Directions for this task:
Repeat all of the records verbatim.
────────────────────
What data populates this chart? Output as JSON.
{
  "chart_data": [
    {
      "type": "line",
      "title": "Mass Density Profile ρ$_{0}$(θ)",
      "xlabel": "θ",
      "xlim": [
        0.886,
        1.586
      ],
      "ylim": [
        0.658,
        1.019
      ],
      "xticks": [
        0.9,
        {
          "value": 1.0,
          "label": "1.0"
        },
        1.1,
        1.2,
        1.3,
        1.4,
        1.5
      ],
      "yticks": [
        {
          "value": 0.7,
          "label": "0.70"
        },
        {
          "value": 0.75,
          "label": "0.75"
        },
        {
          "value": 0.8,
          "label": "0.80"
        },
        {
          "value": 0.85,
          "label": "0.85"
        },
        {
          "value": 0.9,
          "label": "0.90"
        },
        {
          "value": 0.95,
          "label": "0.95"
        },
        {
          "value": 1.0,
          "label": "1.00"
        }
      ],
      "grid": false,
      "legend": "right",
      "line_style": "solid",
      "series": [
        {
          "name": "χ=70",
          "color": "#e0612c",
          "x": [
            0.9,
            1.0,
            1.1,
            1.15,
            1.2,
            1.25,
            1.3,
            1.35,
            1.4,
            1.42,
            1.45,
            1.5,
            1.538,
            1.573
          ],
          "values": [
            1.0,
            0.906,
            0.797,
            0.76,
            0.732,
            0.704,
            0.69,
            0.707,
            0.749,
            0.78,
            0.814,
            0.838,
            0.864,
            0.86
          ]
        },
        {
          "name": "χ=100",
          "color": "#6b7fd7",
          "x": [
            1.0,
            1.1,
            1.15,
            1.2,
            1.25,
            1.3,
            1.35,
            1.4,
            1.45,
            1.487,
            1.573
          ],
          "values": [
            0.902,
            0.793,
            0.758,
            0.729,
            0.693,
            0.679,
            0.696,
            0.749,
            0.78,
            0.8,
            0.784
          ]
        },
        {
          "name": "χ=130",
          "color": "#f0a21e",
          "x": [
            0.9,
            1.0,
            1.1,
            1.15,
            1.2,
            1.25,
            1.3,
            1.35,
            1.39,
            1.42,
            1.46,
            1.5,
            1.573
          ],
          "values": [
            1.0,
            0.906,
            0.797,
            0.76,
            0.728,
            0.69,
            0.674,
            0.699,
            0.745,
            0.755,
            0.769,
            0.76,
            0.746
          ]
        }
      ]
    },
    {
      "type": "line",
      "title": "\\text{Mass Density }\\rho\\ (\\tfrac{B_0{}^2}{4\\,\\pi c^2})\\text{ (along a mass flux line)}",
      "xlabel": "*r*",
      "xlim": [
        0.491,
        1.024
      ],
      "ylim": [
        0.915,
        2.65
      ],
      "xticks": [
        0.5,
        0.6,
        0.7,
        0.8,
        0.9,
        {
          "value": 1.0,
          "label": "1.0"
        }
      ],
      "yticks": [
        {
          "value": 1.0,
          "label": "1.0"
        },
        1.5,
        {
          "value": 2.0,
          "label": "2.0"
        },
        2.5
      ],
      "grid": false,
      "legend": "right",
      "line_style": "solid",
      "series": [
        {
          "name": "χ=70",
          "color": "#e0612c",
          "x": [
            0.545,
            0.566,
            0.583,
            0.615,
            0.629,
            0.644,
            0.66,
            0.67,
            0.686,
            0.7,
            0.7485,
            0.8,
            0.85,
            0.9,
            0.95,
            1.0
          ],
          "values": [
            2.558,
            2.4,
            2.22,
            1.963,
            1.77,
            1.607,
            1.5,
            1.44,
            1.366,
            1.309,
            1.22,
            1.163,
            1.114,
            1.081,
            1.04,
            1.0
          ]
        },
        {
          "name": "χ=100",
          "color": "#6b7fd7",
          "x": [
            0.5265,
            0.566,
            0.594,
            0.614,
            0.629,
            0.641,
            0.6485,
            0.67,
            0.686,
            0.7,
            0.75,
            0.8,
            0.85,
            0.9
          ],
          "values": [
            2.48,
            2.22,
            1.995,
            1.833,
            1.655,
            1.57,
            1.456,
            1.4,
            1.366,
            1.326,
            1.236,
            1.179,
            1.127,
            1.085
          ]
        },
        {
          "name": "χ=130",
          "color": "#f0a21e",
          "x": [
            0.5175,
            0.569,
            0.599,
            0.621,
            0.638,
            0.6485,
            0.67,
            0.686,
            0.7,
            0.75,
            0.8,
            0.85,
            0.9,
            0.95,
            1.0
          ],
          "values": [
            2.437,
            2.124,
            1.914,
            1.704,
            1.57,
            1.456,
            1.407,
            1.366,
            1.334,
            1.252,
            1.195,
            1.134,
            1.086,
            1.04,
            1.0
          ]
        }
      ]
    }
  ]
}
────────────────────
Task response:
What data populates this chart? Output as JSON.
{
  "chart_data": [
    {
      "type": "line",
      "title": "Mass Density Profile ρ$_{0}$(θ)",
      "xlabel": "θ",
      "xlim": [
        0.886,
        1.586
      ],
      "ylim": [
        0.658,
        1.019
      ],
      "xticks": [
        0.9,
        {
          "value": 1.0,
          "label": "1.0"
        },
        1.1,
        1.2,
        1.3,
        1.4,
        1.5
      ],
      "yticks": [
        {
          "value": 0.7,
          "label": "0.70"
        },
        {
          "value": 0.75,
          "label": "0.75"
        },
        {
          "value": 0.8,
          "label": "0.80"
        },
        {
          "value": 0.85,
          "label": "0.85"
        },
        {
          "value": 0.9,
          "label": "0.90"
        },
        {
          "value": 0.95,
          "label": "0.95"
        },
        {
          "value": 1.0,
          "label": "1.00"
        }
      ],
      "grid": false,
      "legend": "right",
      "line_style": "solid",
      "series": [
        {
          "name": "χ=70",
          "color": "#e0612c",
          "x": [
            0.9,
            1.0,
            1.1,
            1.15,
            1.2,
            1.25,
            1.3,
            1.35,
            1.4,
            1.42,
            1.45,
            1.5,
            1.538,
            1.573
          ],
          "values": [
            1.0,
            0.906,
            0.797,
            0.76,
            0.732,
            0.704,
            0.69,
            0.707,
            0.749,
            0.78,
            0.814,
            0.838,
            0.864,
            0.86
          ]
        },
        {
          "name": "χ=100",
          "color": "#6b7fd7",
          "x": [
            1.0,
            1.1,
            1.15,
            1.2,
            1.25,
            1.3,
            1.35,
            1.4,
            1.45,
            1.487,
            1.573
          ],
          "values": [
            0.902,
            0.793,
            0.758,
            0.729,
            0.693,
            0.679,
            0.696,
            0.749,
            0.78,
            0.8,
            0.784
          ]
        },
        {
          "name": "χ=130",
          "color": "#f0a21e",
          "x": [
            0.9,
            1.0,
            1.1,
            1.15,
            1.2,
            1.25,
            1.3,
            1.35,
            1.39,
            1.42,
            1.46,
            1.5,
            1.573
          ],
          "values": [
            1.0,
            0.906,
            0.797,
            0.76,
            0.728,
            0.69,
            0.674,
            0.699,
            0.745,
            0.755,
            0.769,
            0.76,
            0.746
          ]
        }
      ]
    },
    {
      "type": "line",
      "title": "\\text{Mass Density }\\rho\\ (\\tfrac{B_0{}^2}{4\\,\\pi c^2})\\text{ (along a mass flux line)}",
      "xlabel": "*r*",
      "xlim": [
        0.491,
        1.024
      ],
      "ylim": [
        0.915,
        2.65
      ],
      "xticks": [
        0.5,
        0.6,
        0.7,
        0.8,
        0.9,
        {
          "value": 1.0,
          "label": "1.0"
        }
      ],
      "yticks": [
        {
          "value": 1.0,
          "label": "1.0"
        },
        1.5,
        {
          "value": 2.0,
          "label": "2.0"
        },
        2.5
      ],
      "grid": false,
      "legend": "right",
      "line_style": "solid",
      "series": [
        {
          "name": "χ=70",
          "color": "#e0612c",
          "x": [
            0.545,
            0.566,
            0.583,
            0.615,
            0.629,
            0.644,
            0.66,
            0.67,
            0.686,
            0.7,
            0.7485,
            0.8,
            0.85,
            0.9,
            0.95,
            1.0
          ],
          "values": [
            2.558,
            2.4,
            2.22,
            1.963,
            1.77,
            1.607,
            1.5,
            1.44,
            1.366,
            1.309,
            1.22,
            1.163,
            1.114,
            1.081,
            1.04,
            1.0
          ]
        },
        {
          "name": "χ=100",
          "color": "#6b7fd7",
          "x": [
            0.5265,
            0.566,
            0.594,
            0.614,
            0.629,
            0.641,
            0.6485,
            0.67,
            0.686,
            0.7,
            0.75,
            0.8,
            0.85,
            0.9
          ],
          "values": [
            2.48,
            2.22,
            1.995,
            1.833,
            1.655,
            1.57,
            1.456,
            1.4,
            1.366,
            1.326,
            1.236,
            1.179,
            1.127,
            1.085
          ]
        },
        {
          "name": "χ=130",
          "color": "#f0a21e",
          "x": [
            0.5175,
            0.569,
            0.599,
            0.621,
            0.638,
            0.6485,
            0.67,
            0.686,
            0.7,
            0.75,
            0.8,
            0.85,
            0.9,
            0.95,
            1.0
          ],
          "values": [
            2.437,
            2.124,
            1.914,
            1.704,
            1.57,
            1.456,
            1.407,
            1.366,
            1.334,
            1.252,
            1.195,
            1.134,
            1.086,
            1.04,
            1.0
          ]
        }
      ]
    }
  ]
}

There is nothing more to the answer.